» RECORDS FOR PROCESSING:

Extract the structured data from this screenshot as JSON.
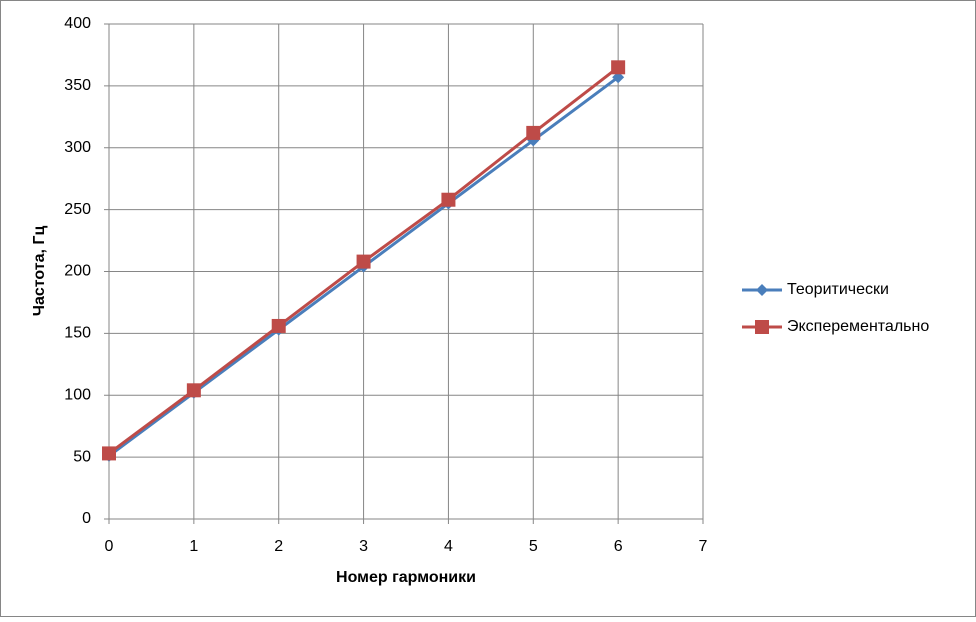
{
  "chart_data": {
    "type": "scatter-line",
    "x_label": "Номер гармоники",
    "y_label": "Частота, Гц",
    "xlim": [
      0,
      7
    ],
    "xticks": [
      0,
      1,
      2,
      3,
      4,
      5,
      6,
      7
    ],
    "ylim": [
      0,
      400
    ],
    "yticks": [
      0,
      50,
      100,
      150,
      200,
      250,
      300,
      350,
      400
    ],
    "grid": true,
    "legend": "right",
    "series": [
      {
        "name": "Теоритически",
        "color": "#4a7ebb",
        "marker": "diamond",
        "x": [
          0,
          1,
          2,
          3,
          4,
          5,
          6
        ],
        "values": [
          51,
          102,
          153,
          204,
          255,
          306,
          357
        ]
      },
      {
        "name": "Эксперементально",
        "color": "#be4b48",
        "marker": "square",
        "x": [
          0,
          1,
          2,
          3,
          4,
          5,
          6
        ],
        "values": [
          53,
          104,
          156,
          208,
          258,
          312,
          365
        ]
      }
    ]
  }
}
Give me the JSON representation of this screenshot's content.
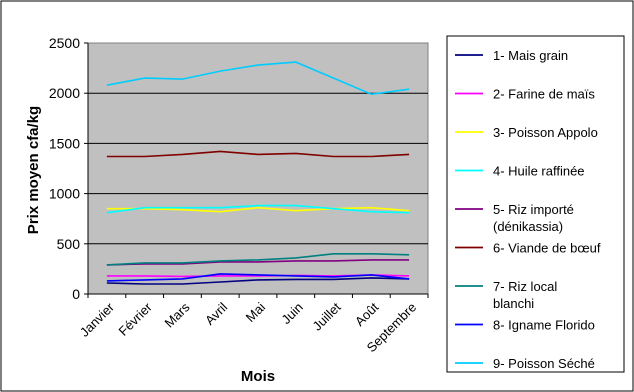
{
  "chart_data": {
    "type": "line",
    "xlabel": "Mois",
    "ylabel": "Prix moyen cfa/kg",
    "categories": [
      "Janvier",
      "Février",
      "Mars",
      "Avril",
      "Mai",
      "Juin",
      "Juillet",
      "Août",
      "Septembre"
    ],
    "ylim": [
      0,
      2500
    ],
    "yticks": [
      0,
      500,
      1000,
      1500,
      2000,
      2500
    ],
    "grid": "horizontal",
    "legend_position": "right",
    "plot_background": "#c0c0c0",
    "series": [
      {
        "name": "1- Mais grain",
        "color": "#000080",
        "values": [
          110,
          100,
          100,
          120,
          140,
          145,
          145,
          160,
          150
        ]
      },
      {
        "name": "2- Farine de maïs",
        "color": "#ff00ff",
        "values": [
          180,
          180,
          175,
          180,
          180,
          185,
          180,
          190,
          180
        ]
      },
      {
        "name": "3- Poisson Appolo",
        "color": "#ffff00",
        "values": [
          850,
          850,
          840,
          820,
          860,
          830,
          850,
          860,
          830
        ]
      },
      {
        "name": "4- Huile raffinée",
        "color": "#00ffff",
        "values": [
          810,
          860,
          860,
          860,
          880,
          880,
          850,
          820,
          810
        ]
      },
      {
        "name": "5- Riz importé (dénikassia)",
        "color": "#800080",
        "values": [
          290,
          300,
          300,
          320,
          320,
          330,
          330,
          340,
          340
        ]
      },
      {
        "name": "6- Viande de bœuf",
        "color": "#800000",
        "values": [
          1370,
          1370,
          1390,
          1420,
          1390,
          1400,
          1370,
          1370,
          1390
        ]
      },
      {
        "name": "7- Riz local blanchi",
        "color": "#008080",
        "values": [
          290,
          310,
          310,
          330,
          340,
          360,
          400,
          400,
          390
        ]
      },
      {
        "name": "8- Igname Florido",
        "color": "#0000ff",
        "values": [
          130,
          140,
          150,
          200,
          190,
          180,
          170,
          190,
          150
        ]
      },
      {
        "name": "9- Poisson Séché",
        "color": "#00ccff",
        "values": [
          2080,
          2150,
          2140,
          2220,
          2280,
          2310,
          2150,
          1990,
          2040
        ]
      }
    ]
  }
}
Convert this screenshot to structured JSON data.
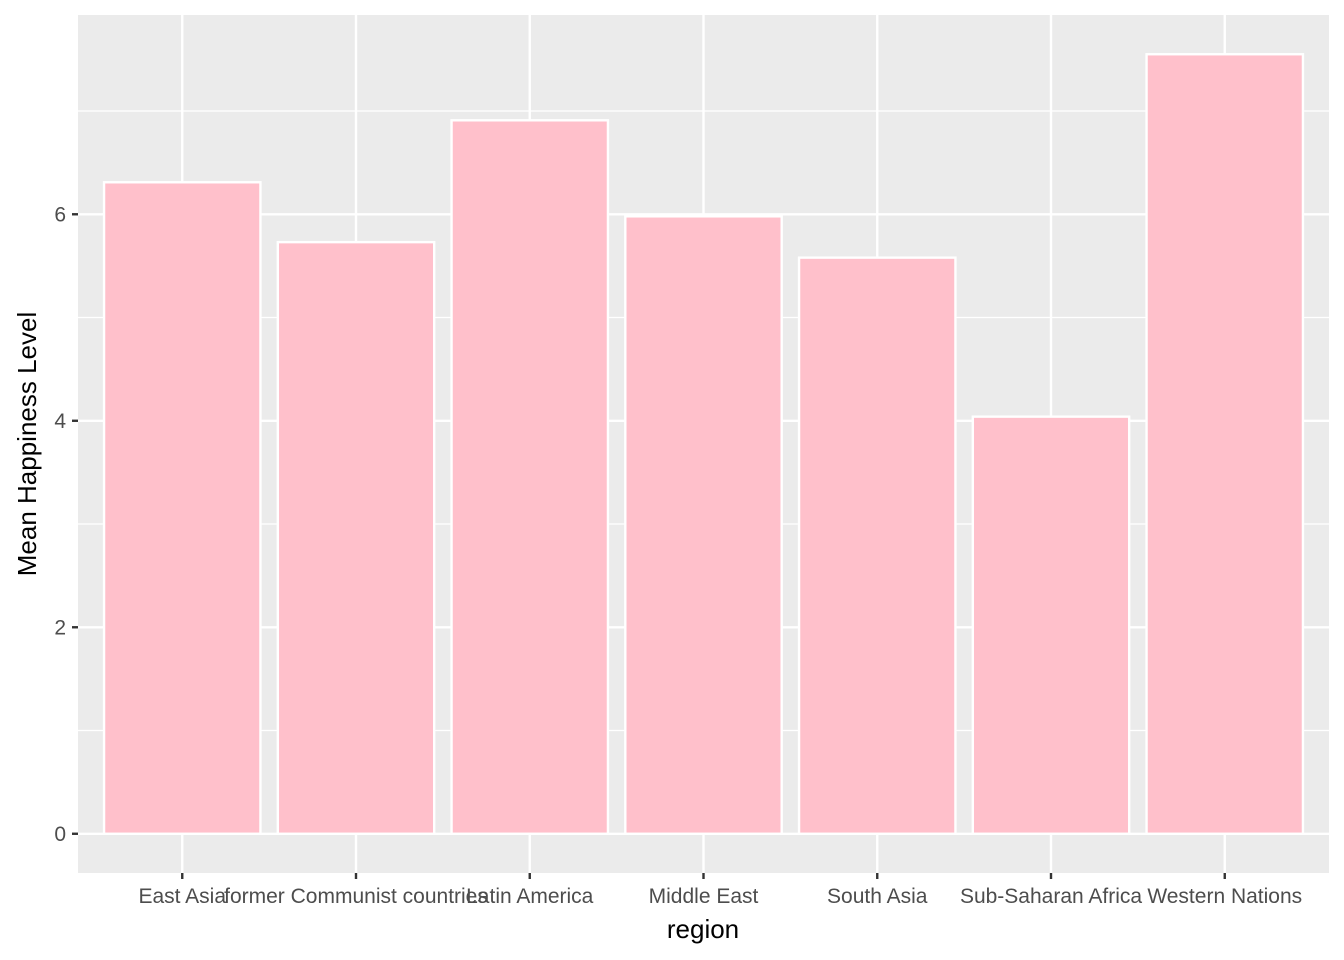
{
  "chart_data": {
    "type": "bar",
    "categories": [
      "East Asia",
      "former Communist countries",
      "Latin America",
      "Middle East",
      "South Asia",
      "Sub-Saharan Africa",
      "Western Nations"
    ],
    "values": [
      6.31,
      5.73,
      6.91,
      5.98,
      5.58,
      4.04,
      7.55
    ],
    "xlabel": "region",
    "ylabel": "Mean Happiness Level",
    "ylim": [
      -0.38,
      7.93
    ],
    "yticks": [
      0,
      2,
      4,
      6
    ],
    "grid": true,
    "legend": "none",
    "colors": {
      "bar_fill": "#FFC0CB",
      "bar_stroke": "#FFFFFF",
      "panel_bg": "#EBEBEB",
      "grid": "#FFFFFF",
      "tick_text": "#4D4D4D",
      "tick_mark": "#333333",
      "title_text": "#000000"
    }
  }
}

» PROBLEM: Repeat the records above exactly, omitting every picture.

» RESPONSE TO THE EXERCISE:
Extract the structured data from this screenshot as JSON.
{
  "chart_data": {
    "type": "scatter-line",
    "x_label": "Номер гармоники",
    "y_label": "Частота, Гц",
    "xlim": [
      0,
      7
    ],
    "xticks": [
      0,
      1,
      2,
      3,
      4,
      5,
      6,
      7
    ],
    "ylim": [
      0,
      400
    ],
    "yticks": [
      0,
      50,
      100,
      150,
      200,
      250,
      300,
      350,
      400
    ],
    "grid": true,
    "legend": "right",
    "series": [
      {
        "name": "Теоритически",
        "color": "#4a7ebb",
        "marker": "diamond",
        "x": [
          0,
          1,
          2,
          3,
          4,
          5,
          6
        ],
        "values": [
          51,
          102,
          153,
          204,
          255,
          306,
          357
        ]
      },
      {
        "name": "Эксперементально",
        "color": "#be4b48",
        "marker": "square",
        "x": [
          0,
          1,
          2,
          3,
          4,
          5,
          6
        ],
        "values": [
          53,
          104,
          156,
          208,
          258,
          312,
          365
        ]
      }
    ]
  }
}
Give me the JSON representation of this screenshot's content.
{
  "chart_data": {
    "type": "line",
    "xlabel": "Mois",
    "ylabel": "Prix moyen cfa/kg",
    "categories": [
      "Janvier",
      "Février",
      "Mars",
      "Avril",
      "Mai",
      "Juin",
      "Juillet",
      "Août",
      "Septembre"
    ],
    "ylim": [
      0,
      2500
    ],
    "yticks": [
      0,
      500,
      1000,
      1500,
      2000,
      2500
    ],
    "grid": "horizontal",
    "legend_position": "right",
    "plot_background": "#c0c0c0",
    "series": [
      {
        "name": "1- Mais grain",
        "color": "#000080",
        "values": [
          110,
          100,
          100,
          120,
          140,
          145,
          145,
          160,
          150
        ]
      },
      {
        "name": "2- Farine de maïs",
        "color": "#ff00ff",
        "values": [
          180,
          180,
          175,
          180,
          180,
          185,
          180,
          190,
          180
        ]
      },
      {
        "name": "3- Poisson Appolo",
        "color": "#ffff00",
        "values": [
          850,
          850,
          840,
          820,
          860,
          830,
          850,
          860,
          830
        ]
      },
      {
        "name": "4- Huile raffinée",
        "color": "#00ffff",
        "values": [
          810,
          860,
          860,
          860,
          880,
          880,
          850,
          820,
          810
        ]
      },
      {
        "name": "5- Riz importé (dénikassia)",
        "color": "#800080",
        "values": [
          290,
          300,
          300,
          320,
          320,
          330,
          330,
          340,
          340
        ]
      },
      {
        "name": "6- Viande de bœuf",
        "color": "#800000",
        "values": [
          1370,
          1370,
          1390,
          1420,
          1390,
          1400,
          1370,
          1370,
          1390
        ]
      },
      {
        "name": "7- Riz local blanchi",
        "color": "#008080",
        "values": [
          290,
          310,
          310,
          330,
          340,
          360,
          400,
          400,
          390
        ]
      },
      {
        "name": "8- Igname Florido",
        "color": "#0000ff",
        "values": [
          130,
          140,
          150,
          200,
          190,
          180,
          170,
          190,
          150
        ]
      },
      {
        "name": "9- Poisson Séché",
        "color": "#00ccff",
        "values": [
          2080,
          2150,
          2140,
          2220,
          2280,
          2310,
          2150,
          1990,
          2040
        ]
      }
    ]
  }
}
Convert this screenshot to structured JSON data.
{
  "chart_data": {
    "type": "bar",
    "categories": [
      "East Asia",
      "former Communist countries",
      "Latin America",
      "Middle East",
      "South Asia",
      "Sub-Saharan Africa",
      "Western Nations"
    ],
    "values": [
      6.31,
      5.73,
      6.91,
      5.98,
      5.58,
      4.04,
      7.55
    ],
    "xlabel": "region",
    "ylabel": "Mean Happiness Level",
    "ylim": [
      -0.38,
      7.93
    ],
    "yticks": [
      0,
      2,
      4,
      6
    ],
    "grid": true,
    "legend": "none",
    "colors": {
      "bar_fill": "#FFC0CB",
      "bar_stroke": "#FFFFFF",
      "panel_bg": "#EBEBEB",
      "grid": "#FFFFFF",
      "tick_text": "#4D4D4D",
      "tick_mark": "#333333",
      "title_text": "#000000"
    }
  }
}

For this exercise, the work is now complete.